= Job =
Reproduce these lines word for word, leaving nothing out and changing nothing.

— Begin —

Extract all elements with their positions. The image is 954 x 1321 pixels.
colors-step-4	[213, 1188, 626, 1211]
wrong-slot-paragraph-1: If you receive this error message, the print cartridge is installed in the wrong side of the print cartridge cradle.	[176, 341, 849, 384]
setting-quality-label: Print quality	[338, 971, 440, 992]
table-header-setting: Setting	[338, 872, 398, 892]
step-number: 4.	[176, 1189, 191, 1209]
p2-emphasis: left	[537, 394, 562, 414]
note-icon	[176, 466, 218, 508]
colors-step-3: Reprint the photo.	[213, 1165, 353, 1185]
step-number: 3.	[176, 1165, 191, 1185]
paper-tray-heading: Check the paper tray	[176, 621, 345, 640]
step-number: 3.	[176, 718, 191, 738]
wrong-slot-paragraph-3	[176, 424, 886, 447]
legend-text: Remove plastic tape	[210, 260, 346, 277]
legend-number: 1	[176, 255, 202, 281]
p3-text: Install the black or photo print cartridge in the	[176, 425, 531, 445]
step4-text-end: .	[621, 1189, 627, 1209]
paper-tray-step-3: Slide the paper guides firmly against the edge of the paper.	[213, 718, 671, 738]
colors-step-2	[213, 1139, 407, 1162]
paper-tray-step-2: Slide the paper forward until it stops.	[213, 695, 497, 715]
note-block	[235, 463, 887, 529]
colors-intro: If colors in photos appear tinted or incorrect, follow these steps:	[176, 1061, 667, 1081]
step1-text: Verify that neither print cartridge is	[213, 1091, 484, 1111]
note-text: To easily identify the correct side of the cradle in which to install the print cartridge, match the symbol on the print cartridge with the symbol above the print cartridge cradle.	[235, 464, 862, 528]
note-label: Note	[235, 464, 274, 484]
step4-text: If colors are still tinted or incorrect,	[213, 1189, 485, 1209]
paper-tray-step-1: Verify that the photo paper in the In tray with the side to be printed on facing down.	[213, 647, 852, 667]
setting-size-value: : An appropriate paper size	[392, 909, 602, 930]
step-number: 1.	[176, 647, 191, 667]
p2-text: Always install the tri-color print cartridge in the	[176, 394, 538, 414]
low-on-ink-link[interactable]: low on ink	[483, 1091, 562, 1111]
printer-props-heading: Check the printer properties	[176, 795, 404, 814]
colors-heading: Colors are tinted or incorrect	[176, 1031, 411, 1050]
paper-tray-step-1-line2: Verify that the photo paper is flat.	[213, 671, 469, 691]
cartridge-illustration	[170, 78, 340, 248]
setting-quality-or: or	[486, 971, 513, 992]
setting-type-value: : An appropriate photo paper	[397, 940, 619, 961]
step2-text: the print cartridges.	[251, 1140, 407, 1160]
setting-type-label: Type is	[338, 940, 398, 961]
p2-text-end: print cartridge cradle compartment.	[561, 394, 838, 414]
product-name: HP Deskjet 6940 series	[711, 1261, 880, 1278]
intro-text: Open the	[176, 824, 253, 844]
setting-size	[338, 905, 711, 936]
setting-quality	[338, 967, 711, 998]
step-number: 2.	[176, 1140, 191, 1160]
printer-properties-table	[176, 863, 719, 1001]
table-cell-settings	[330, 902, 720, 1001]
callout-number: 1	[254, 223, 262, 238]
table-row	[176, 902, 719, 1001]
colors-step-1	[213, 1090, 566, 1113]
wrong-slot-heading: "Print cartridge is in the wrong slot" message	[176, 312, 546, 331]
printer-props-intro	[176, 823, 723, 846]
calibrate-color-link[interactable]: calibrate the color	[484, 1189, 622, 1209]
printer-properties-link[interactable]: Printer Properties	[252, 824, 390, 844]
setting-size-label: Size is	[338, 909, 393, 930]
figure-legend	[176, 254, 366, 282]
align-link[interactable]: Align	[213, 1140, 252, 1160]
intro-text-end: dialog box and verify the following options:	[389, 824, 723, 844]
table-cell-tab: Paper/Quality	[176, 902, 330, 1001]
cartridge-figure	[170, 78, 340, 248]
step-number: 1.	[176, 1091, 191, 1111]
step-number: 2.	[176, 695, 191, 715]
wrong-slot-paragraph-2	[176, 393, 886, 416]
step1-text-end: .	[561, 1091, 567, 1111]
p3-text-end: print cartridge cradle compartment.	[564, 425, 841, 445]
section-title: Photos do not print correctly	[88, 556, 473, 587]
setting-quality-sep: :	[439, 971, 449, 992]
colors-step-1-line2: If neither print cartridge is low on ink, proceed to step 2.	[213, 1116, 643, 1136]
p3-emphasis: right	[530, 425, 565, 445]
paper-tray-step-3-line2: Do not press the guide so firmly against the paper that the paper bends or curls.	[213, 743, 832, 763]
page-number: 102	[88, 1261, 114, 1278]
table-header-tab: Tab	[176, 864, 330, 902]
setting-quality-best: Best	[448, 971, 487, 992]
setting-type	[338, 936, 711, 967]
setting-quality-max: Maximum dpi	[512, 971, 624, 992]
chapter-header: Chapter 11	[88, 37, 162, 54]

— End —

= Result for this task =
Extract all elements with their positions. The image is 954 x 1321 pixels.
colors-step-4	[213, 1188, 626, 1211]
wrong-slot-paragraph-1: If you receive this error message, the print cartridge is installed in the wrong side of the print cartridge cradle.	[176, 341, 849, 384]
setting-quality-label: Print quality	[338, 971, 440, 992]
table-header-setting: Setting	[338, 872, 398, 892]
step-number: 4.	[176, 1189, 191, 1209]
p2-emphasis: left	[537, 394, 562, 414]
note-icon	[176, 466, 218, 508]
colors-step-3: Reprint the photo.	[213, 1165, 353, 1185]
step-number: 3.	[176, 1165, 191, 1185]
paper-tray-heading: Check the paper tray	[176, 621, 345, 640]
step-number: 3.	[176, 718, 191, 738]
wrong-slot-paragraph-3	[176, 424, 886, 447]
legend-text: Remove plastic tape	[210, 260, 346, 277]
legend-number: 1	[176, 255, 202, 281]
p3-text: Install the black or photo print cartridge in the	[176, 425, 531, 445]
step4-text-end: .	[621, 1189, 627, 1209]
paper-tray-step-3: Slide the paper guides firmly against the edge of the paper.	[213, 718, 671, 738]
colors-step-2	[213, 1139, 407, 1162]
paper-tray-step-2: Slide the paper forward until it stops.	[213, 695, 497, 715]
note-block	[235, 463, 887, 529]
colors-intro: If colors in photos appear tinted or incorrect, follow these steps:	[176, 1061, 667, 1081]
step1-text: Verify that neither print cartridge is	[213, 1091, 484, 1111]
note-text: To easily identify the correct side of the cradle in which to install the print cartridge, match the symbol on the print cartridge with the symbol above the print cartridge cradle.	[235, 464, 862, 528]
note-label: Note	[235, 464, 274, 484]
step4-text: If colors are still tinted or incorrect,	[213, 1189, 485, 1209]
paper-tray-step-1: Verify that the photo paper in the In tray with the side to be printed on facing down.	[213, 647, 852, 667]
setting-size-value: : An appropriate paper size	[392, 909, 602, 930]
step-number: 1.	[176, 647, 191, 667]
p2-text: Always install the tri-color print cartridge in the	[176, 394, 538, 414]
low-on-ink-link[interactable]: low on ink	[483, 1091, 562, 1111]
printer-props-heading: Check the printer properties	[176, 795, 404, 814]
colors-heading: Colors are tinted or incorrect	[176, 1031, 411, 1050]
paper-tray-step-1-line2: Verify that the photo paper is flat.	[213, 671, 469, 691]
cartridge-illustration	[170, 78, 340, 248]
setting-quality-or: or	[486, 971, 513, 992]
setting-type-value: : An appropriate photo paper	[397, 940, 619, 961]
step2-text: the print cartridges.	[251, 1140, 407, 1160]
setting-type-label: Type is	[338, 940, 398, 961]
p2-text-end: print cartridge cradle compartment.	[561, 394, 838, 414]
product-name: HP Deskjet 6940 series	[711, 1261, 880, 1278]
intro-text: Open the	[176, 824, 253, 844]
setting-size	[338, 905, 711, 936]
setting-quality	[338, 967, 711, 998]
step-number: 2.	[176, 1140, 191, 1160]
printer-properties-table	[176, 863, 719, 1001]
table-cell-settings	[330, 902, 720, 1001]
callout-number: 1	[254, 223, 262, 238]
table-row	[176, 902, 719, 1001]
colors-step-1	[213, 1090, 566, 1113]
wrong-slot-heading: "Print cartridge is in the wrong slot" message	[176, 312, 546, 331]
printer-props-intro	[176, 823, 723, 846]
calibrate-color-link[interactable]: calibrate the color	[484, 1189, 622, 1209]
printer-properties-link[interactable]: Printer Properties	[252, 824, 390, 844]
setting-size-label: Size is	[338, 909, 393, 930]
figure-legend	[176, 254, 366, 282]
align-link[interactable]: Align	[213, 1140, 252, 1160]
intro-text-end: dialog box and verify the following options:	[389, 824, 723, 844]
table-cell-tab: Paper/Quality	[176, 902, 330, 1001]
cartridge-figure	[170, 78, 340, 248]
step-number: 1.	[176, 1091, 191, 1111]
step-number: 2.	[176, 695, 191, 715]
wrong-slot-paragraph-2	[176, 393, 886, 416]
step1-text-end: .	[561, 1091, 567, 1111]
p3-text-end: print cartridge cradle compartment.	[564, 425, 841, 445]
section-title: Photos do not print correctly	[88, 556, 473, 587]
setting-quality-sep: :	[439, 971, 449, 992]
colors-step-1-line2: If neither print cartridge is low on ink, proceed to step 2.	[213, 1116, 643, 1136]
p3-emphasis: right	[530, 425, 565, 445]
paper-tray-step-3-line2: Do not press the guide so firmly against the paper that the paper bends or curls.	[213, 743, 832, 763]
page-number: 102	[88, 1261, 114, 1278]
table-header-tab: Tab	[176, 864, 330, 902]
setting-quality-best: Best	[448, 971, 487, 992]
setting-type	[338, 936, 711, 967]
setting-quality-max: Maximum dpi	[512, 971, 624, 992]
chapter-header: Chapter 11	[88, 37, 162, 54]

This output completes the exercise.